— start —

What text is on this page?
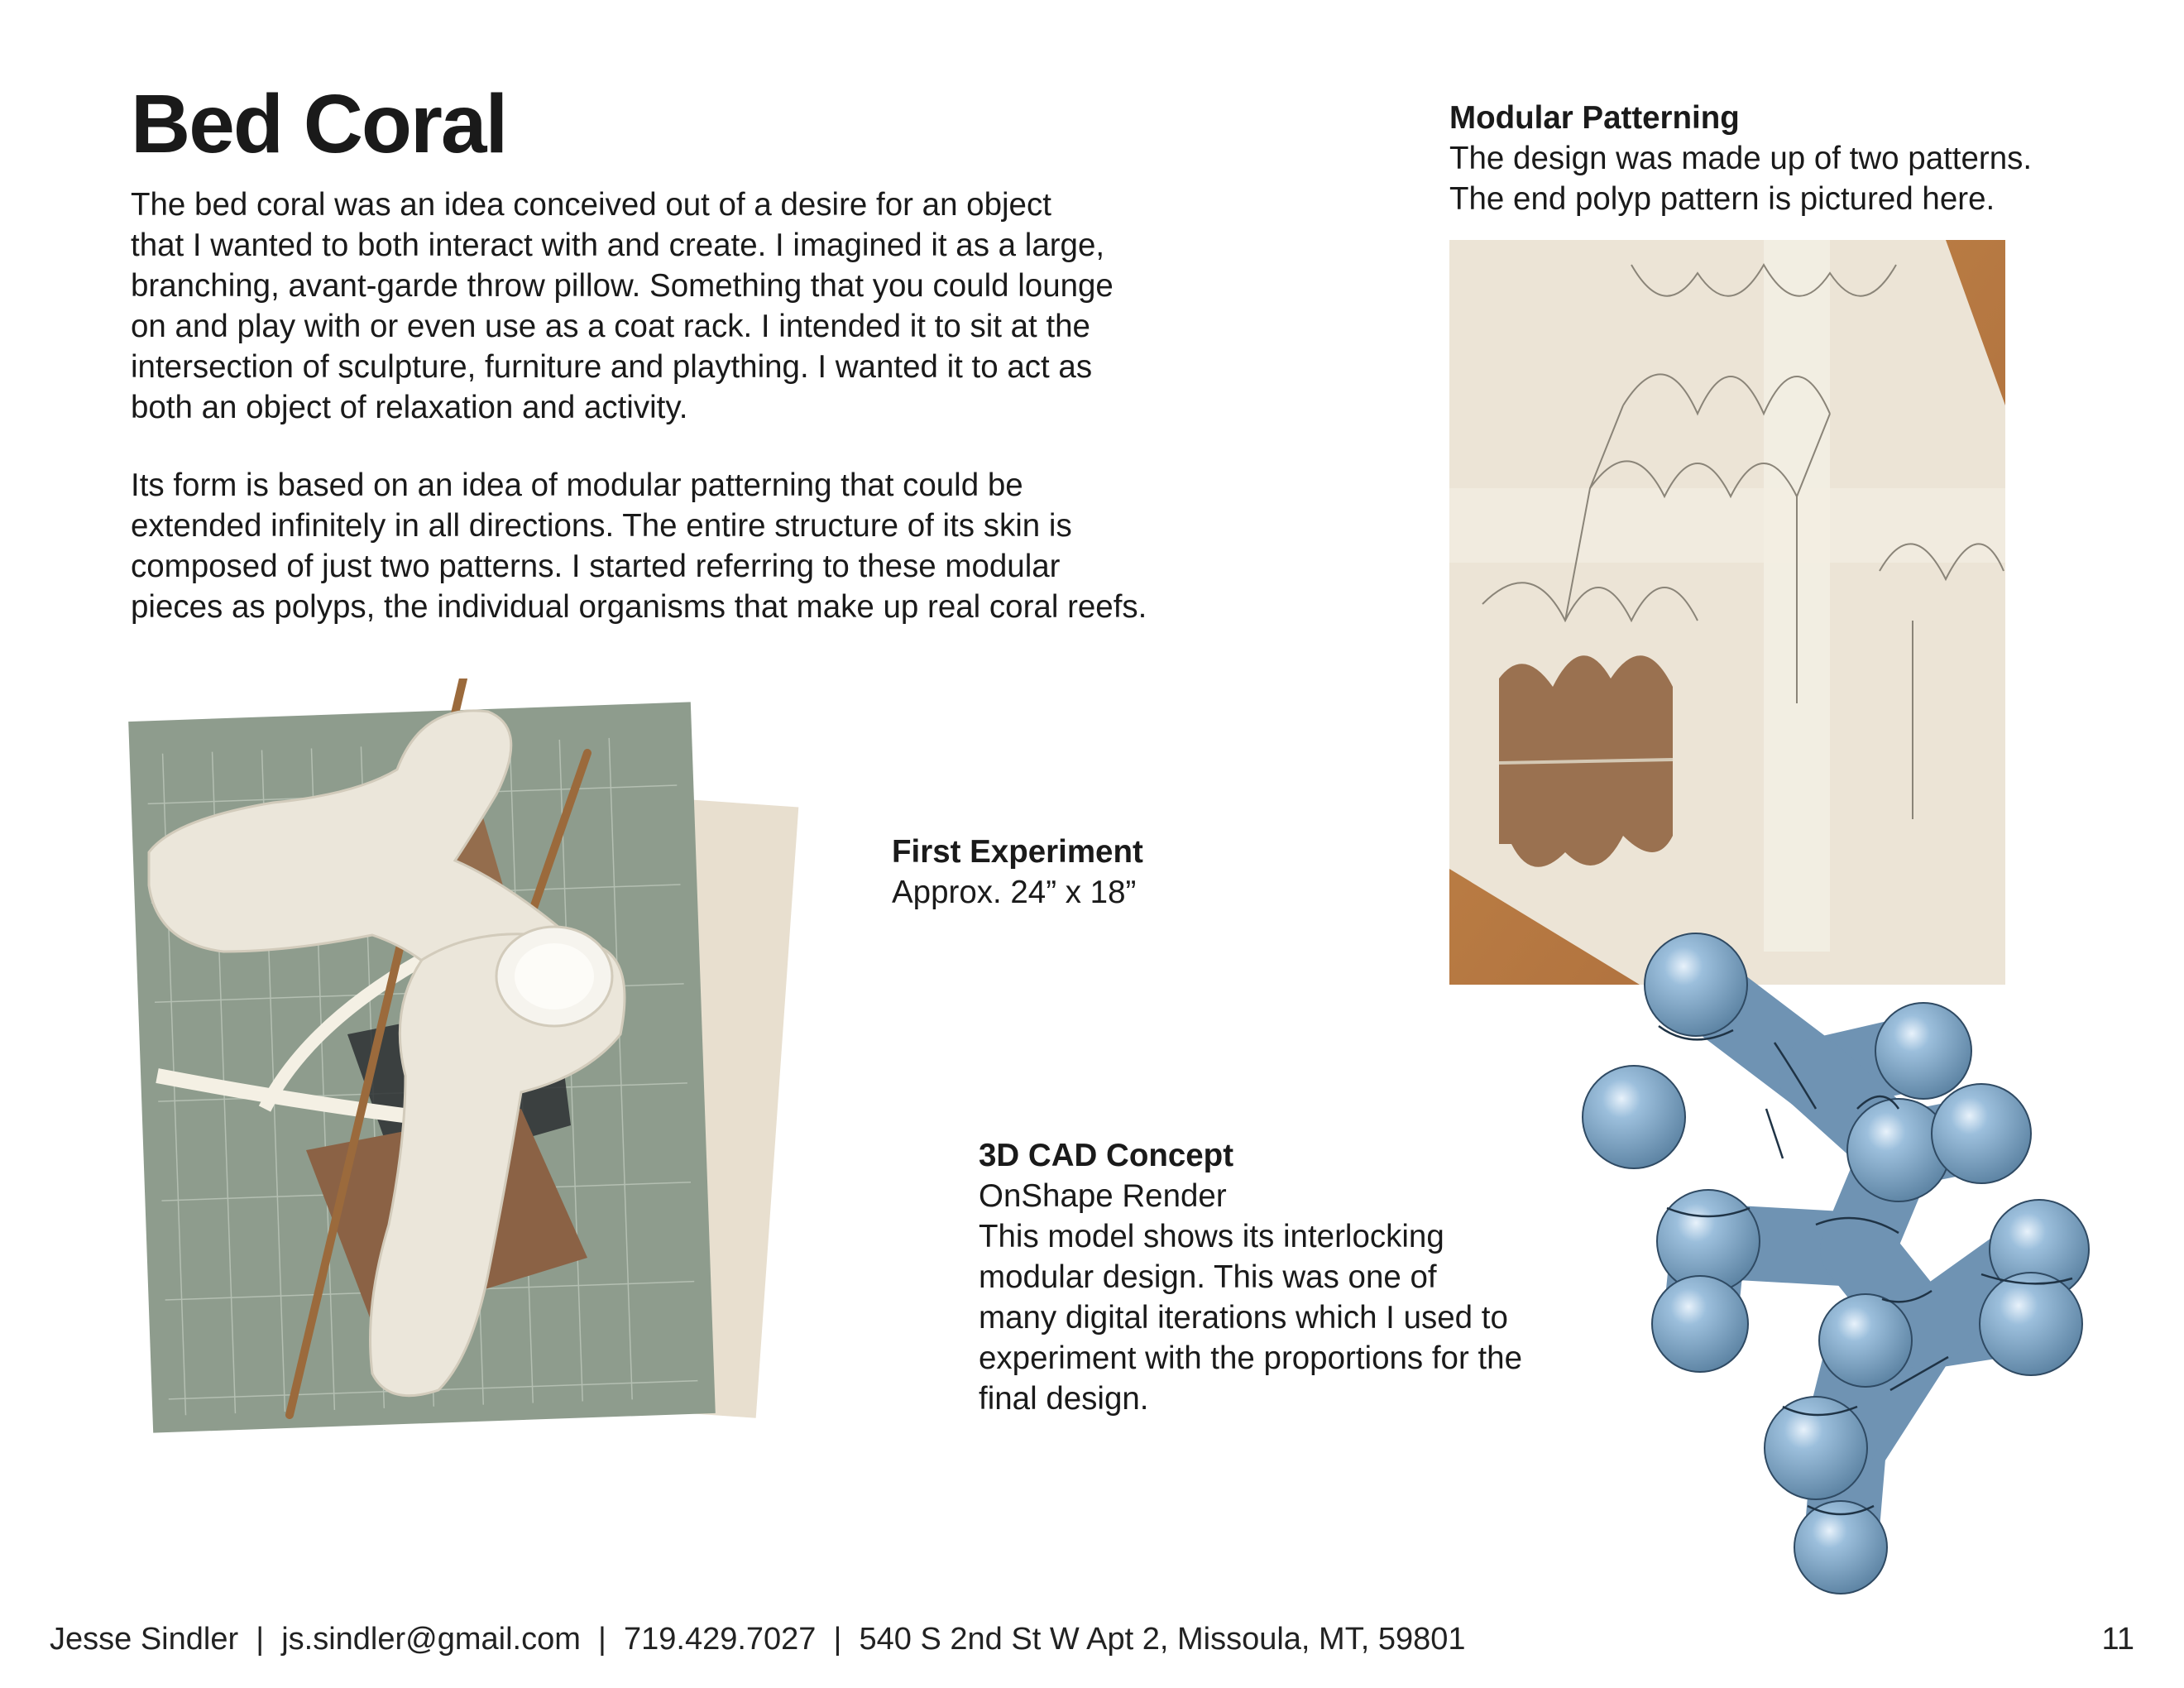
Bed Coral
The bed coral was an idea conceived out of a desire for an object
that I wanted to both interact with and create. I imagined it as a large,
branching, avant-garde throw pillow. Something that you could lounge
on and play with or even use as a coat rack. I intended it to sit at the
intersection of sculpture, furniture and plaything. I wanted it to act as
both an object of relaxation and activity.
Its form is based on an idea of modular patterning that could be
extended infinitely in all directions. The entire structure of its skin is
composed of just two patterns. I started referring to these modular
pieces as polyps, the individual organisms that make up real coral reefs.
Modular Patterning
The design was made up of two patterns.
The end polyp pattern is pictured here.
First Experiment
Approx. 24” x 18”
3D CAD Concept
OnShape Render
This model shows its interlocking
modular design. This was one of
many digital iterations which I used to
experiment with the proportions for the
final design.
Jesse Sindler  |  js.sindler@gmail.com  |  719.429.7027  |  540 S 2nd St W Apt 2, Missoula, MT, 59801	11
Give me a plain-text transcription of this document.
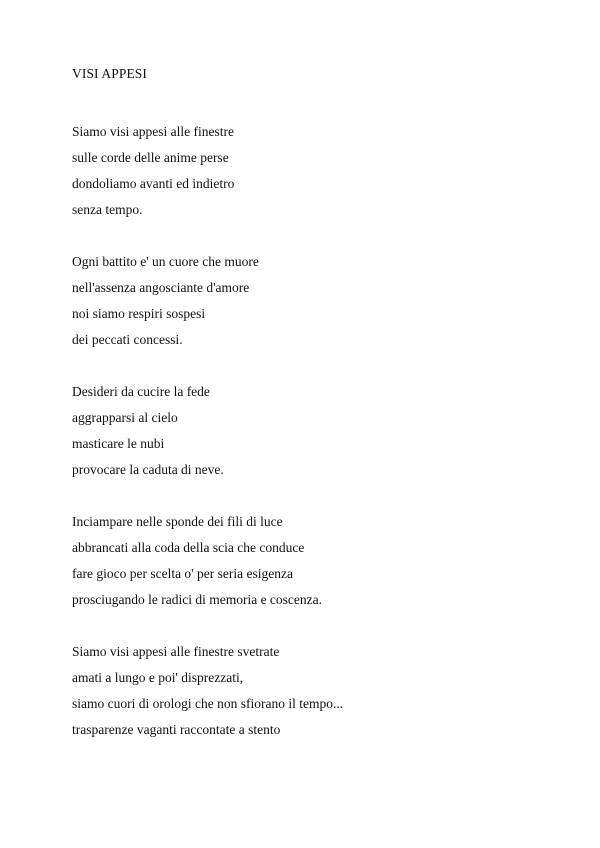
VISI APPESI
Siamo visi appesi alle finestre
sulle corde delle anime perse
dondoliamo avanti ed indietro
senza tempo.
Ogni battito e' un cuore che muore
nell'assenza angosciante d'amore
noi siamo respiri sospesi
dei peccati concessi.
Desideri da cucire la fede
aggrapparsi al cielo
masticare le nubi
provocare la caduta di neve.
Inciampare nelle sponde dei fili di luce
abbrancati alla coda della scia che conduce
fare gioco per scelta o' per seria esigenza
prosciugando le radici di memoria e coscenza.
Siamo visi appesi alle finestre svetrate
amati a lungo e poi' disprezzati,
siamo cuori di orologi che non sfiorano il tempo...
trasparenze vaganti raccontate a stento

— end —

- **OBJECTIVE**
Extract, character for character, every line from the one that holds "Give me a plain-text" through the end of the entries above. Include both boundary lines and no pictures.

- **EXERCISE RESULT**
Give me a plain-text transcription of this document.
VISI APPESI
Siamo visi appesi alle finestre
sulle corde delle anime perse
dondoliamo avanti ed indietro
senza tempo.
Ogni battito e' un cuore che muore
nell'assenza angosciante d'amore
noi siamo respiri sospesi
dei peccati concessi.
Desideri da cucire la fede
aggrapparsi al cielo
masticare le nubi
provocare la caduta di neve.
Inciampare nelle sponde dei fili di luce
abbrancati alla coda della scia che conduce
fare gioco per scelta o' per seria esigenza
prosciugando le radici di memoria e coscenza.
Siamo visi appesi alle finestre svetrate
amati a lungo e poi' disprezzati,
siamo cuori di orologi che non sfiorano il tempo...
trasparenze vaganti raccontate a stento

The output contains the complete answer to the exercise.